▶ **Exercise objective**:
Write out all of the data without omission, exactly as shown.

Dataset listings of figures
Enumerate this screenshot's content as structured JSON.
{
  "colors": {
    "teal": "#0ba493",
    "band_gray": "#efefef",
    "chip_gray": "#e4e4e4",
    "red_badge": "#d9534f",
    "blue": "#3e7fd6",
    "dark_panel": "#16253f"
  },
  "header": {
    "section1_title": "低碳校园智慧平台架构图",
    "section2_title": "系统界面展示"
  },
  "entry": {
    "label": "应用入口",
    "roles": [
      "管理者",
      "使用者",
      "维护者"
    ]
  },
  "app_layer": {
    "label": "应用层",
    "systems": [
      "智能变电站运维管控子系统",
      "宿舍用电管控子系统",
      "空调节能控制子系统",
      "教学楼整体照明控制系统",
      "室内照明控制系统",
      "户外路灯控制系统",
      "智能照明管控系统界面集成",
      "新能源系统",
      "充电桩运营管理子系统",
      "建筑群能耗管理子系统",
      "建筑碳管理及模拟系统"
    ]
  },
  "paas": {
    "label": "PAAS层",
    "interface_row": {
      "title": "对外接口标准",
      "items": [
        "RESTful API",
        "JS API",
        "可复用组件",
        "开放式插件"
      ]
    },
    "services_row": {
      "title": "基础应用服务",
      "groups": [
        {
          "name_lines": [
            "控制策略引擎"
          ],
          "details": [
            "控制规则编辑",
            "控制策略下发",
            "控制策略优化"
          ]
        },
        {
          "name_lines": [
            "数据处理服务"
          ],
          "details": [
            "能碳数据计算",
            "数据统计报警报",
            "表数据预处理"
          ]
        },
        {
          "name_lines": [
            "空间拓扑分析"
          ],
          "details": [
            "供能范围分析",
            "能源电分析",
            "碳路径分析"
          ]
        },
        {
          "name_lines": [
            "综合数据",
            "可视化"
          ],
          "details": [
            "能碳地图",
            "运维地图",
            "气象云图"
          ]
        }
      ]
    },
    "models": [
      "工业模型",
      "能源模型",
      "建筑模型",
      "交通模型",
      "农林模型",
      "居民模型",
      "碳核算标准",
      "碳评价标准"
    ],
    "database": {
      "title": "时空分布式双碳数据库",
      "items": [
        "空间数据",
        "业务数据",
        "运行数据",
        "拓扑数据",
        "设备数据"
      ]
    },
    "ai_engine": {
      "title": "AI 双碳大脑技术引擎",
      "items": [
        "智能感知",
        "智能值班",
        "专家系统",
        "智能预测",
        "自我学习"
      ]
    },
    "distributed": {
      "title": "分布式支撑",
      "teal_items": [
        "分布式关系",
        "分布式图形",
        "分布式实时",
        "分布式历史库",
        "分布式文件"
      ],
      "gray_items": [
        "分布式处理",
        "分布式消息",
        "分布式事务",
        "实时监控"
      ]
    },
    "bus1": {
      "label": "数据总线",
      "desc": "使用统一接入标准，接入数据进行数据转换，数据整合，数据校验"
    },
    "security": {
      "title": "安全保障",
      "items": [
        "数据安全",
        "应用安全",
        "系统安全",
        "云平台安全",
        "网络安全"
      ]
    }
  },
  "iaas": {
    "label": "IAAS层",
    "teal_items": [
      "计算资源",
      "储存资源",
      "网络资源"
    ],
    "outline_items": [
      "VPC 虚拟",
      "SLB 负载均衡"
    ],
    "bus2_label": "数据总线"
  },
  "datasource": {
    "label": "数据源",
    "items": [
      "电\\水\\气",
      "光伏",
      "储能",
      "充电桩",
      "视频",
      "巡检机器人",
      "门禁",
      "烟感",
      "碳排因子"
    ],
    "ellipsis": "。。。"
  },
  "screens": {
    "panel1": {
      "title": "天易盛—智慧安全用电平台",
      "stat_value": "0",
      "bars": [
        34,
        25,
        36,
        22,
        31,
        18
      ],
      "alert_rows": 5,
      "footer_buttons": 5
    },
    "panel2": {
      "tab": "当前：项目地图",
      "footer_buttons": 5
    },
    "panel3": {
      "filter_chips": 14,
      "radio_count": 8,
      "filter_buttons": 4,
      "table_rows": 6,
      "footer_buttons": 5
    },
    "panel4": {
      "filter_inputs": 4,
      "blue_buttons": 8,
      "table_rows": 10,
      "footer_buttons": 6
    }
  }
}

▶ **Final result**:
Enumerate this screenshot's content as structured JSON.
{
  "colors": {
    "teal": "#0ba493",
    "band_gray": "#efefef",
    "chip_gray": "#e4e4e4",
    "red_badge": "#d9534f",
    "blue": "#3e7fd6",
    "dark_panel": "#16253f"
  },
  "header": {
    "section1_title": "低碳校园智慧平台架构图",
    "section2_title": "系统界面展示"
  },
  "entry": {
    "label": "应用入口",
    "roles": [
      "管理者",
      "使用者",
      "维护者"
    ]
  },
  "app_layer": {
    "label": "应用层",
    "systems": [
      "智能变电站运维管控子系统",
      "宿舍用电管控子系统",
      "空调节能控制子系统",
      "教学楼整体照明控制系统",
      "室内照明控制系统",
      "户外路灯控制系统",
      "智能照明管控系统界面集成",
      "新能源系统",
      "充电桩运营管理子系统",
      "建筑群能耗管理子系统",
      "建筑碳管理及模拟系统"
    ]
  },
  "paas": {
    "label": "PAAS层",
    "interface_row": {
      "title": "对外接口标准",
      "items": [
        "RESTful API",
        "JS API",
        "可复用组件",
        "开放式插件"
      ]
    },
    "services_row": {
      "title": "基础应用服务",
      "groups": [
        {
          "name_lines": [
            "控制策略引擎"
          ],
          "details": [
            "控制规则编辑",
            "控制策略下发",
            "控制策略优化"
          ]
        },
        {
          "name_lines": [
            "数据处理服务"
          ],
          "details": [
            "能碳数据计算",
            "数据统计报警报",
            "表数据预处理"
          ]
        },
        {
          "name_lines": [
            "空间拓扑分析"
          ],
          "details": [
            "供能范围分析",
            "能源电分析",
            "碳路径分析"
          ]
        },
        {
          "name_lines": [
            "综合数据",
            "可视化"
          ],
          "details": [
            "能碳地图",
            "运维地图",
            "气象云图"
          ]
        }
      ]
    },
    "models": [
      "工业模型",
      "能源模型",
      "建筑模型",
      "交通模型",
      "农林模型",
      "居民模型",
      "碳核算标准",
      "碳评价标准"
    ],
    "database": {
      "title": "时空分布式双碳数据库",
      "items": [
        "空间数据",
        "业务数据",
        "运行数据",
        "拓扑数据",
        "设备数据"
      ]
    },
    "ai_engine": {
      "title": "AI 双碳大脑技术引擎",
      "items": [
        "智能感知",
        "智能值班",
        "专家系统",
        "智能预测",
        "自我学习"
      ]
    },
    "distributed": {
      "title": "分布式支撑",
      "teal_items": [
        "分布式关系",
        "分布式图形",
        "分布式实时",
        "分布式历史库",
        "分布式文件"
      ],
      "gray_items": [
        "分布式处理",
        "分布式消息",
        "分布式事务",
        "实时监控"
      ]
    },
    "bus1": {
      "label": "数据总线",
      "desc": "使用统一接入标准，接入数据进行数据转换，数据整合，数据校验"
    },
    "security": {
      "title": "安全保障",
      "items": [
        "数据安全",
        "应用安全",
        "系统安全",
        "云平台安全",
        "网络安全"
      ]
    }
  },
  "iaas": {
    "label": "IAAS层",
    "teal_items": [
      "计算资源",
      "储存资源",
      "网络资源"
    ],
    "outline_items": [
      "VPC 虚拟",
      "SLB 负载均衡"
    ],
    "bus2_label": "数据总线"
  },
  "datasource": {
    "label": "数据源",
    "items": [
      "电\\水\\气",
      "光伏",
      "储能",
      "充电桩",
      "视频",
      "巡检机器人",
      "门禁",
      "烟感",
      "碳排因子"
    ],
    "ellipsis": "。。。"
  },
  "screens": {
    "panel1": {
      "title": "天易盛—智慧安全用电平台",
      "stat_value": "0",
      "bars": [
        34,
        25,
        36,
        22,
        31,
        18
      ],
      "alert_rows": 5,
      "footer_buttons": 5
    },
    "panel2": {
      "tab": "当前：项目地图",
      "footer_buttons": 5
    },
    "panel3": {
      "filter_chips": 14,
      "radio_count": 8,
      "filter_buttons": 4,
      "table_rows": 6,
      "footer_buttons": 5
    },
    "panel4": {
      "filter_inputs": 4,
      "blue_buttons": 8,
      "table_rows": 10,
      "footer_buttons": 6
    }
  }
}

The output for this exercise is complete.